Output the full material exactly as it appears here.

*** Extracted data

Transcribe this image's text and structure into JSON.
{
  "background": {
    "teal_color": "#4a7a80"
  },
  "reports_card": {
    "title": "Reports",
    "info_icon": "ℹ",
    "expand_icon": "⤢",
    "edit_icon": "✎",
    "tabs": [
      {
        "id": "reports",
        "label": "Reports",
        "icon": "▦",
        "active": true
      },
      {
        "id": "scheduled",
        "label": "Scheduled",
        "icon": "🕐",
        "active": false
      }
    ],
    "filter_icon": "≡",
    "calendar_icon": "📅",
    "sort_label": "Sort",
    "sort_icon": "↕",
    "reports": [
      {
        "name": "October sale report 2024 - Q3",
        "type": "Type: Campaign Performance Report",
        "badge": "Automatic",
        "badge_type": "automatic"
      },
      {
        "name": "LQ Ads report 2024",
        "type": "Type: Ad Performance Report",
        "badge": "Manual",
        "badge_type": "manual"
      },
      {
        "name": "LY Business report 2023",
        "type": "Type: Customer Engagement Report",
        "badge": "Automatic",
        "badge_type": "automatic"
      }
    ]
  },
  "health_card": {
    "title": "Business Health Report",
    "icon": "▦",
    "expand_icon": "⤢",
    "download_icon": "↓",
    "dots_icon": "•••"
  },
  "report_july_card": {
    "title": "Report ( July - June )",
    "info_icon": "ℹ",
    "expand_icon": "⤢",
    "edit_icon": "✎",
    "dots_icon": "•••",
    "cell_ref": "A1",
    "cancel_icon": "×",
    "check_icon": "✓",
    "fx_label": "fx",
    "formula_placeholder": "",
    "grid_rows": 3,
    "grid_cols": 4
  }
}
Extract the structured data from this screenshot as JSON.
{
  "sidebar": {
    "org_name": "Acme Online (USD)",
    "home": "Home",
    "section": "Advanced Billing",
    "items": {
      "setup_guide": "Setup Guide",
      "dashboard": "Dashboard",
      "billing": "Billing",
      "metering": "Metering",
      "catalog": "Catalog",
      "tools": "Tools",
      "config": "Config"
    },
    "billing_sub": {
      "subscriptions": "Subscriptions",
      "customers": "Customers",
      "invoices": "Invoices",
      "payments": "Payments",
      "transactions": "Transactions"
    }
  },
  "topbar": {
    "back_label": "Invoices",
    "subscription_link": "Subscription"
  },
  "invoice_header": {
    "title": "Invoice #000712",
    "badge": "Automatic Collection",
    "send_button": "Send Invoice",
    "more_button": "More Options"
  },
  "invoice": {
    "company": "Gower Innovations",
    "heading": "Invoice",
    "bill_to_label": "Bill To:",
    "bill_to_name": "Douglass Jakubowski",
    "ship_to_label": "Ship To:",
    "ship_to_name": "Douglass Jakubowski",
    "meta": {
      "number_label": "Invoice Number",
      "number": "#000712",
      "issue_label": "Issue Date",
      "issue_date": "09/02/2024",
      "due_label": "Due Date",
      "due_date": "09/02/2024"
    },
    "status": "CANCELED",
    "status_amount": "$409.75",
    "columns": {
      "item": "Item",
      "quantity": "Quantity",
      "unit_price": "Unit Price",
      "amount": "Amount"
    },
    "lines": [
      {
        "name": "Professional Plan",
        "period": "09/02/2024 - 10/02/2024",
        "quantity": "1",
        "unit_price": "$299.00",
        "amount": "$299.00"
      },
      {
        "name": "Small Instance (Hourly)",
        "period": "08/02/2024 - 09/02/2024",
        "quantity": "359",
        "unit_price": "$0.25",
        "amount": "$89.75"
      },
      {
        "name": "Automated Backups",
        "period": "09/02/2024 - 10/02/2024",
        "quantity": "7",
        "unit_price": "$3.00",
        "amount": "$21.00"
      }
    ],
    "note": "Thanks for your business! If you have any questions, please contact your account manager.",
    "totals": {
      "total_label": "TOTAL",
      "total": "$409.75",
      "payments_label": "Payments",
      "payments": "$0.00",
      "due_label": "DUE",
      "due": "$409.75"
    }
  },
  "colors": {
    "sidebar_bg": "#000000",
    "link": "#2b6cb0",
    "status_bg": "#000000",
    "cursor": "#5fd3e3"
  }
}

******

• [Reply]
Transcribe this image's text and structure into JSON.
{
  "background": {
    "teal_color": "#4a7a80"
  },
  "reports_card": {
    "title": "Reports",
    "info_icon": "ℹ",
    "expand_icon": "⤢",
    "edit_icon": "✎",
    "tabs": [
      {
        "id": "reports",
        "label": "Reports",
        "icon": "▦",
        "active": true
      },
      {
        "id": "scheduled",
        "label": "Scheduled",
        "icon": "🕐",
        "active": false
      }
    ],
    "filter_icon": "≡",
    "calendar_icon": "📅",
    "sort_label": "Sort",
    "sort_icon": "↕",
    "reports": [
      {
        "name": "October sale report 2024 - Q3",
        "type": "Type: Campaign Performance Report",
        "badge": "Automatic",
        "badge_type": "automatic"
      },
      {
        "name": "LQ Ads report 2024",
        "type": "Type: Ad Performance Report",
        "badge": "Manual",
        "badge_type": "manual"
      },
      {
        "name": "LY Business report 2023",
        "type": "Type: Customer Engagement Report",
        "badge": "Automatic",
        "badge_type": "automatic"
      }
    ]
  },
  "health_card": {
    "title": "Business Health Report",
    "icon": "▦",
    "expand_icon": "⤢",
    "download_icon": "↓",
    "dots_icon": "•••"
  },
  "report_july_card": {
    "title": "Report ( July - June )",
    "info_icon": "ℹ",
    "expand_icon": "⤢",
    "edit_icon": "✎",
    "dots_icon": "•••",
    "cell_ref": "A1",
    "cancel_icon": "×",
    "check_icon": "✓",
    "fx_label": "fx",
    "formula_placeholder": "",
    "grid_rows": 3,
    "grid_cols": 4
  }
}
Extract the structured data from this screenshot as JSON.
{
  "sidebar": {
    "org_name": "Acme Online (USD)",
    "home": "Home",
    "section": "Advanced Billing",
    "items": {
      "setup_guide": "Setup Guide",
      "dashboard": "Dashboard",
      "billing": "Billing",
      "metering": "Metering",
      "catalog": "Catalog",
      "tools": "Tools",
      "config": "Config"
    },
    "billing_sub": {
      "subscriptions": "Subscriptions",
      "customers": "Customers",
      "invoices": "Invoices",
      "payments": "Payments",
      "transactions": "Transactions"
    }
  },
  "topbar": {
    "back_label": "Invoices",
    "subscription_link": "Subscription"
  },
  "invoice_header": {
    "title": "Invoice #000712",
    "badge": "Automatic Collection",
    "send_button": "Send Invoice",
    "more_button": "More Options"
  },
  "invoice": {
    "company": "Gower Innovations",
    "heading": "Invoice",
    "bill_to_label": "Bill To:",
    "bill_to_name": "Douglass Jakubowski",
    "ship_to_label": "Ship To:",
    "ship_to_name": "Douglass Jakubowski",
    "meta": {
      "number_label": "Invoice Number",
      "number": "#000712",
      "issue_label": "Issue Date",
      "issue_date": "09/02/2024",
      "due_label": "Due Date",
      "due_date": "09/02/2024"
    },
    "status": "CANCELED",
    "status_amount": "$409.75",
    "columns": {
      "item": "Item",
      "quantity": "Quantity",
      "unit_price": "Unit Price",
      "amount": "Amount"
    },
    "lines": [
      {
        "name": "Professional Plan",
        "period": "09/02/2024 - 10/02/2024",
        "quantity": "1",
        "unit_price": "$299.00",
        "amount": "$299.00"
      },
      {
        "name": "Small Instance (Hourly)",
        "period": "08/02/2024 - 09/02/2024",
        "quantity": "359",
        "unit_price": "$0.25",
        "amount": "$89.75"
      },
      {
        "name": "Automated Backups",
        "period": "09/02/2024 - 10/02/2024",
        "quantity": "7",
        "unit_price": "$3.00",
        "amount": "$21.00"
      }
    ],
    "note": "Thanks for your business! If you have any questions, please contact your account manager.",
    "totals": {
      "total_label": "TOTAL",
      "total": "$409.75",
      "payments_label": "Payments",
      "payments": "$0.00",
      "due_label": "DUE",
      "due": "$409.75"
    }
  },
  "colors": {
    "sidebar_bg": "#000000",
    "link": "#2b6cb0",
    "status_bg": "#000000",
    "cursor": "#5fd3e3"
  }
}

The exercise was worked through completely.